-- Start Available data --
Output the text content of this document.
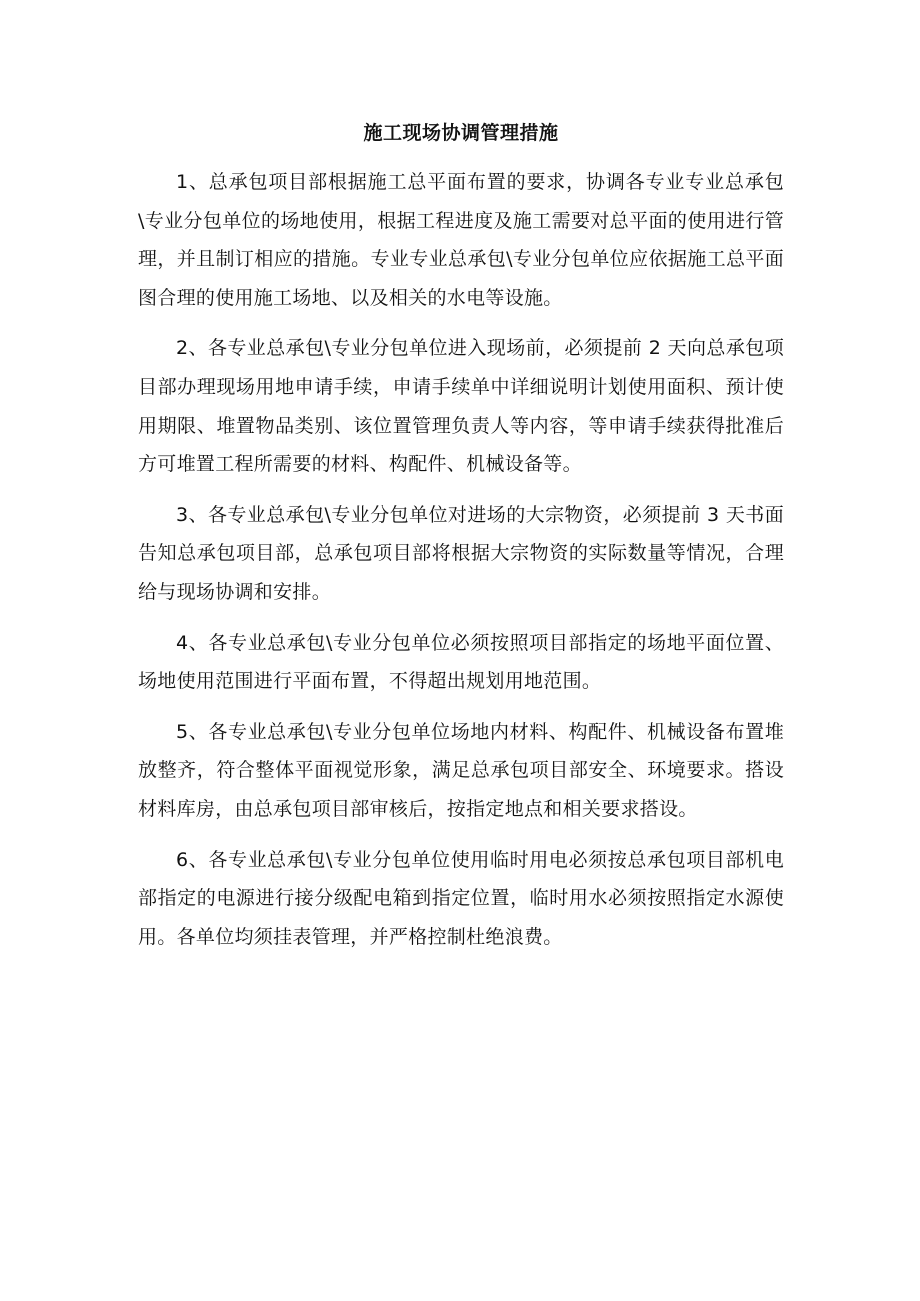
施工现场协调管理措施

1、总承包项目部根据施工总平面布置的要求，协调各专业专业总承包\专业分包单位的场地使用，根据工程进度及施工需要对总平面的使用进行管理，并且制订相应的措施。专业专业总承包\专业分包单位应依据施工总平面图合理的使用施工场地、以及相关的水电等设施。

2、各专业总承包\专业分包单位进入现场前，必须提前 2 天向总承包项目部办理现场用地申请手续，申请手续单中详细说明计划使用面积、预计使用期限、堆置物品类别、该位置管理负责人等内容，等申请手续获得批准后方可堆置工程所需要的材料、构配件、机械设备等。

3、各专业总承包\专业分包单位对进场的大宗物资，必须提前 3 天书面告知总承包项目部，总承包项目部将根据大宗物资的实际数量等情况，合理给与现场协调和安排。

4、各专业总承包\专业分包单位必须按照项目部指定的场地平面位置、场地使用范围进行平面布置，不得超出规划用地范围。

5、各专业总承包\专业分包单位场地内材料、构配件、机械设备布置堆放整齐，符合整体平面视觉形象，满足总承包项目部安全、环境要求。搭设材料库房，由总承包项目部审核后，按指定地点和相关要求搭设。

6、各专业总承包\专业分包单位使用临时用电必须按总承包项目部机电部指定的电源进行接分级配电箱到指定位置，临时用水必须按照指定水源使用。各单位均须挂表管理，并严格控制杜绝浪费。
-- End Available data --
__Task goal__
Quote every record above exactly, leaving out any pictures.

__Exercise solution__
Output the text content of this document.
施工现场协调管理措施

1、总承包项目部根据施工总平面布置的要求，协调各专业专业总承包\专业分包单位的场地使用，根据工程进度及施工需要对总平面的使用进行管理，并且制订相应的措施。专业专业总承包\专业分包单位应依据施工总平面图合理的使用施工场地、以及相关的水电等设施。

2、各专业总承包\专业分包单位进入现场前，必须提前 2 天向总承包项目部办理现场用地申请手续，申请手续单中详细说明计划使用面积、预计使用期限、堆置物品类别、该位置管理负责人等内容，等申请手续获得批准后方可堆置工程所需要的材料、构配件、机械设备等。

3、各专业总承包\专业分包单位对进场的大宗物资，必须提前 3 天书面告知总承包项目部，总承包项目部将根据大宗物资的实际数量等情况，合理给与现场协调和安排。

4、各专业总承包\专业分包单位必须按照项目部指定的场地平面位置、场地使用范围进行平面布置，不得超出规划用地范围。

5、各专业总承包\专业分包单位场地内材料、构配件、机械设备布置堆放整齐，符合整体平面视觉形象，满足总承包项目部安全、环境要求。搭设材料库房，由总承包项目部审核后，按指定地点和相关要求搭设。

6、各专业总承包\专业分包单位使用临时用电必须按总承包项目部机电部指定的电源进行接分级配电箱到指定位置，临时用水必须按照指定水源使用。各单位均须挂表管理，并严格控制杜绝浪费。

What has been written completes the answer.